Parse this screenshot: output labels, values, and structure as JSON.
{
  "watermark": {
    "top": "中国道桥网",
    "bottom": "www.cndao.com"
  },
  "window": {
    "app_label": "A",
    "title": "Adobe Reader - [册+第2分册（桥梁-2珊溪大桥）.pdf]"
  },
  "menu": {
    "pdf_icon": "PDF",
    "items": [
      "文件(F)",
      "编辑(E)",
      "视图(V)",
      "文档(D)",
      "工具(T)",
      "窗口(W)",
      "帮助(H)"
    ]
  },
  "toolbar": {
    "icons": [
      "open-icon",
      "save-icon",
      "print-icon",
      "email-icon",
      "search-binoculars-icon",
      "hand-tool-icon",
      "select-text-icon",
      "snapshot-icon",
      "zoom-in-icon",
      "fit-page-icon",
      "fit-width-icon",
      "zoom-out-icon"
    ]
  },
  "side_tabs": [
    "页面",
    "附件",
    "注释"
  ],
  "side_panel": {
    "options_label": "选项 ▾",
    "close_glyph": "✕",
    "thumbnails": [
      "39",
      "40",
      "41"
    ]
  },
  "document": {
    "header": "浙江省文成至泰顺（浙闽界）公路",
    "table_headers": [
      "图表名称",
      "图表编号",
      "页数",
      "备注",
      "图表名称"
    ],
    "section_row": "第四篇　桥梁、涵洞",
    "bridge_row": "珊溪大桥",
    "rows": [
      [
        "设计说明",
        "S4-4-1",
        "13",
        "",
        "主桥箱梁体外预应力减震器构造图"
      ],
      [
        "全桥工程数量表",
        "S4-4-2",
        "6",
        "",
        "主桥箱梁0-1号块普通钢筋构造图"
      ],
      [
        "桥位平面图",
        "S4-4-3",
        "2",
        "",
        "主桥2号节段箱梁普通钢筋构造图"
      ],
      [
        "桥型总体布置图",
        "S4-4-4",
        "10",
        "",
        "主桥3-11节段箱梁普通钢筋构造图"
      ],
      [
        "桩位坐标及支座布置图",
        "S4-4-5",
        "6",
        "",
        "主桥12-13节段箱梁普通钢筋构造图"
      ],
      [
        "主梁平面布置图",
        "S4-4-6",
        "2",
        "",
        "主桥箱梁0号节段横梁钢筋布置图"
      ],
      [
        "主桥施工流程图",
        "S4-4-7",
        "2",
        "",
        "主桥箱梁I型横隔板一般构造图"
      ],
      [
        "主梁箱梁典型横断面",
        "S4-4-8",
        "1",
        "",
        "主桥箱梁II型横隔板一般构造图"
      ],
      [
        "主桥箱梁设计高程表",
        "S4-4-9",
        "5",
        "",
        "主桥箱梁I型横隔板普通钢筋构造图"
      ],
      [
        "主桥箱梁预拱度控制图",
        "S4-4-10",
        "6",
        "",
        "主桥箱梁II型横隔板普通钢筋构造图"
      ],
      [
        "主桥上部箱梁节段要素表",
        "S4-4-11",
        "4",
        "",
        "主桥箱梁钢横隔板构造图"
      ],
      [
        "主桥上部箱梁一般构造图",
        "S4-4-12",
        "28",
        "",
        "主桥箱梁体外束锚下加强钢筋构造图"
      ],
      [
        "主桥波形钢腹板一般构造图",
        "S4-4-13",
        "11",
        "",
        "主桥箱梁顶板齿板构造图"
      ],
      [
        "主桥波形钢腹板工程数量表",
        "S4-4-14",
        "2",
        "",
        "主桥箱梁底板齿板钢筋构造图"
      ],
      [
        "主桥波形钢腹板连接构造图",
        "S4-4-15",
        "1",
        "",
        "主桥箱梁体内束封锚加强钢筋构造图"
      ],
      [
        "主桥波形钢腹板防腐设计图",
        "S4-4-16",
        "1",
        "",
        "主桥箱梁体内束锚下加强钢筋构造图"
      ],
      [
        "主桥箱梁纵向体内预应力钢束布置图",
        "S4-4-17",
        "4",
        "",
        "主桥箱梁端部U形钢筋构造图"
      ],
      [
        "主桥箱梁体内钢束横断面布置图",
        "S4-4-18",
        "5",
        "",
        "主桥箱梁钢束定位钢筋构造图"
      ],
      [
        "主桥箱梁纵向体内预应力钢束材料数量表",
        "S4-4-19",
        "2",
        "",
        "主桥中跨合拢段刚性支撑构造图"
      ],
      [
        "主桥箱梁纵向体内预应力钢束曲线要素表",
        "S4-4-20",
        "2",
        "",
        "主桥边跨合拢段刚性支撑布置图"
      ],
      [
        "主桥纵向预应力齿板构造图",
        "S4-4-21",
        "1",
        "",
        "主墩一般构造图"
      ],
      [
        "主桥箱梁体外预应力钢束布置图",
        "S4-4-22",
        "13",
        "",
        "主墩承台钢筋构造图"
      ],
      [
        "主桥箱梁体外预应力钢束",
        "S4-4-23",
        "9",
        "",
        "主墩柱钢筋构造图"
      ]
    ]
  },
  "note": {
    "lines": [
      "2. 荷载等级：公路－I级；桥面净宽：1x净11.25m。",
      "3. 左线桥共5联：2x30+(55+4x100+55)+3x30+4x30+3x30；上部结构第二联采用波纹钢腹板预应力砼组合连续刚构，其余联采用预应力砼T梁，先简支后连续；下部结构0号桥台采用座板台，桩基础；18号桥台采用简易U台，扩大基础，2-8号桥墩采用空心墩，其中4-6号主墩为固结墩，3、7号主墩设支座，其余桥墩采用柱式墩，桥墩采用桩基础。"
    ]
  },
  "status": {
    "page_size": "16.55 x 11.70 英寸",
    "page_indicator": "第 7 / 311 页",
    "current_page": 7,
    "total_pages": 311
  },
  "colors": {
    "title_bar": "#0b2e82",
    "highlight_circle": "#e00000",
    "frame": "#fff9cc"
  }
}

++++

## Goal
The records above should be duplicated in full, exactly as given.

## Exercise answer
Parse this screenshot: output labels, values, and structure as JSON.
{
  "watermark": {
    "top": "中国道桥网",
    "bottom": "www.cndao.com"
  },
  "window": {
    "app_label": "A",
    "title": "Adobe Reader - [册+第2分册（桥梁-2珊溪大桥）.pdf]"
  },
  "menu": {
    "pdf_icon": "PDF",
    "items": [
      "文件(F)",
      "编辑(E)",
      "视图(V)",
      "文档(D)",
      "工具(T)",
      "窗口(W)",
      "帮助(H)"
    ]
  },
  "toolbar": {
    "icons": [
      "open-icon",
      "save-icon",
      "print-icon",
      "email-icon",
      "search-binoculars-icon",
      "hand-tool-icon",
      "select-text-icon",
      "snapshot-icon",
      "zoom-in-icon",
      "fit-page-icon",
      "fit-width-icon",
      "zoom-out-icon"
    ]
  },
  "side_tabs": [
    "页面",
    "附件",
    "注释"
  ],
  "side_panel": {
    "options_label": "选项 ▾",
    "close_glyph": "✕",
    "thumbnails": [
      "39",
      "40",
      "41"
    ]
  },
  "document": {
    "header": "浙江省文成至泰顺（浙闽界）公路",
    "table_headers": [
      "图表名称",
      "图表编号",
      "页数",
      "备注",
      "图表名称"
    ],
    "section_row": "第四篇　桥梁、涵洞",
    "bridge_row": "珊溪大桥",
    "rows": [
      [
        "设计说明",
        "S4-4-1",
        "13",
        "",
        "主桥箱梁体外预应力减震器构造图"
      ],
      [
        "全桥工程数量表",
        "S4-4-2",
        "6",
        "",
        "主桥箱梁0-1号块普通钢筋构造图"
      ],
      [
        "桥位平面图",
        "S4-4-3",
        "2",
        "",
        "主桥2号节段箱梁普通钢筋构造图"
      ],
      [
        "桥型总体布置图",
        "S4-4-4",
        "10",
        "",
        "主桥3-11节段箱梁普通钢筋构造图"
      ],
      [
        "桩位坐标及支座布置图",
        "S4-4-5",
        "6",
        "",
        "主桥12-13节段箱梁普通钢筋构造图"
      ],
      [
        "主梁平面布置图",
        "S4-4-6",
        "2",
        "",
        "主桥箱梁0号节段横梁钢筋布置图"
      ],
      [
        "主桥施工流程图",
        "S4-4-7",
        "2",
        "",
        "主桥箱梁I型横隔板一般构造图"
      ],
      [
        "主梁箱梁典型横断面",
        "S4-4-8",
        "1",
        "",
        "主桥箱梁II型横隔板一般构造图"
      ],
      [
        "主桥箱梁设计高程表",
        "S4-4-9",
        "5",
        "",
        "主桥箱梁I型横隔板普通钢筋构造图"
      ],
      [
        "主桥箱梁预拱度控制图",
        "S4-4-10",
        "6",
        "",
        "主桥箱梁II型横隔板普通钢筋构造图"
      ],
      [
        "主桥上部箱梁节段要素表",
        "S4-4-11",
        "4",
        "",
        "主桥箱梁钢横隔板构造图"
      ],
      [
        "主桥上部箱梁一般构造图",
        "S4-4-12",
        "28",
        "",
        "主桥箱梁体外束锚下加强钢筋构造图"
      ],
      [
        "主桥波形钢腹板一般构造图",
        "S4-4-13",
        "11",
        "",
        "主桥箱梁顶板齿板构造图"
      ],
      [
        "主桥波形钢腹板工程数量表",
        "S4-4-14",
        "2",
        "",
        "主桥箱梁底板齿板钢筋构造图"
      ],
      [
        "主桥波形钢腹板连接构造图",
        "S4-4-15",
        "1",
        "",
        "主桥箱梁体内束封锚加强钢筋构造图"
      ],
      [
        "主桥波形钢腹板防腐设计图",
        "S4-4-16",
        "1",
        "",
        "主桥箱梁体内束锚下加强钢筋构造图"
      ],
      [
        "主桥箱梁纵向体内预应力钢束布置图",
        "S4-4-17",
        "4",
        "",
        "主桥箱梁端部U形钢筋构造图"
      ],
      [
        "主桥箱梁体内钢束横断面布置图",
        "S4-4-18",
        "5",
        "",
        "主桥箱梁钢束定位钢筋构造图"
      ],
      [
        "主桥箱梁纵向体内预应力钢束材料数量表",
        "S4-4-19",
        "2",
        "",
        "主桥中跨合拢段刚性支撑构造图"
      ],
      [
        "主桥箱梁纵向体内预应力钢束曲线要素表",
        "S4-4-20",
        "2",
        "",
        "主桥边跨合拢段刚性支撑布置图"
      ],
      [
        "主桥纵向预应力齿板构造图",
        "S4-4-21",
        "1",
        "",
        "主墩一般构造图"
      ],
      [
        "主桥箱梁体外预应力钢束布置图",
        "S4-4-22",
        "13",
        "",
        "主墩承台钢筋构造图"
      ],
      [
        "主桥箱梁体外预应力钢束",
        "S4-4-23",
        "9",
        "",
        "主墩柱钢筋构造图"
      ]
    ]
  },
  "note": {
    "lines": [
      "2. 荷载等级：公路－I级；桥面净宽：1x净11.25m。",
      "3. 左线桥共5联：2x30+(55+4x100+55)+3x30+4x30+3x30；上部结构第二联采用波纹钢腹板预应力砼组合连续刚构，其余联采用预应力砼T梁，先简支后连续；下部结构0号桥台采用座板台，桩基础；18号桥台采用简易U台，扩大基础，2-8号桥墩采用空心墩，其中4-6号主墩为固结墩，3、7号主墩设支座，其余桥墩采用柱式墩，桥墩采用桩基础。"
    ]
  },
  "status": {
    "page_size": "16.55 x 11.70 英寸",
    "page_indicator": "第 7 / 311 页",
    "current_page": 7,
    "total_pages": 311
  },
  "colors": {
    "title_bar": "#0b2e82",
    "highlight_circle": "#e00000",
    "frame": "#fff9cc"
  }
}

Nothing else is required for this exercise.